DOCUMENT:

● ● ●

I understand EM algorithm is often used for missing data/mixture problem. But can it be used to optimize a particular type of likelihood based on jointly fitting variables and transformations of those variables?

I am fitting a logistic regression model: $Y$ is the usual binary dependent variable, $\mathbf{X}'$ is a matrix of independent variables. However, the data $\mathbf{X}' = f_{\alpha}(\mathbf{X})$ are a function of some parameters, $\alpha$. Specifically $X_{.,j}' = \alpha_j^{X_{.,j}}$. We observe only $\mathbf{X}$ and $Y$.

This gives the linear model:

$\mbox{logit} (Y|X) = \beta_0 + \beta_1 \alpha_1 ^{X_1} + \ldots + \beta_k \alpha_k ^{X_k} $

Is there any other method that jointly estimate this model? The one that I can think of is to use a global search. Steps are:

  1. Randomly generate the three alpha parameters within its definition space, fit the model to get coefficient and AUC.
  2. Repeat step 1 for 1000 times.
  3. Choose the alphas that gives the best AUC.

Does this approach make sense? What I am trying to do is to get the optimized parameter. Thank you.

● ● ●

OBJECTIVES:
(A) Answer the following from the passage on the EM algorithm and logistic regression:
(i) Which quantities does the passage say are actually observed?
(ii) How many times is the first step of the proposed global search repeated?
(iii) By what criterion are the alphas chosen in the final step?
(B) Continue the passage on the EM algorithm and logistic regression from the point at which it stops.

GIVEN DATA:
● ● ●

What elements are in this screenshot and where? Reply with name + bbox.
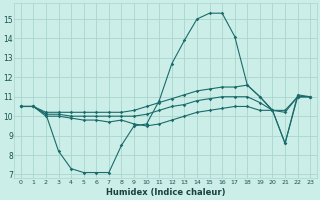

● ● ●

RESPONSES:
(A)
(i) Only $\mathbf{X}$ and $Y$.
(ii) 1000 times.
(iii) The alphas that give the best AUC are chosen.

(B)
  • $\begingroup$ The first thing you'll need to do is verify whether or not this is a convex log likelihood. $\endgroup$ Sep 18, 2013 at 10:35

1 Answer 1


The EM algorithm is not applied here because there is no expectation step necessary to maximize the likelihood for the logistic model above. If doing this in R, consider using nlm, i.e. straightforward maximum likelihood can jointly estimate the vector of $\beta$ and $\alpha$ in your problem.

loglik <- function(params) {
  dbinom(params[1:k] %*% params[{k+1}:2k]^X, log=TRUE)

If the goal is maximizing the AUC, then you ought to consider an alternate estimation strategy based on ROC regression, though this can be very perilous because it doesn't have nearly the same robust flexibility as maximum likelihood does.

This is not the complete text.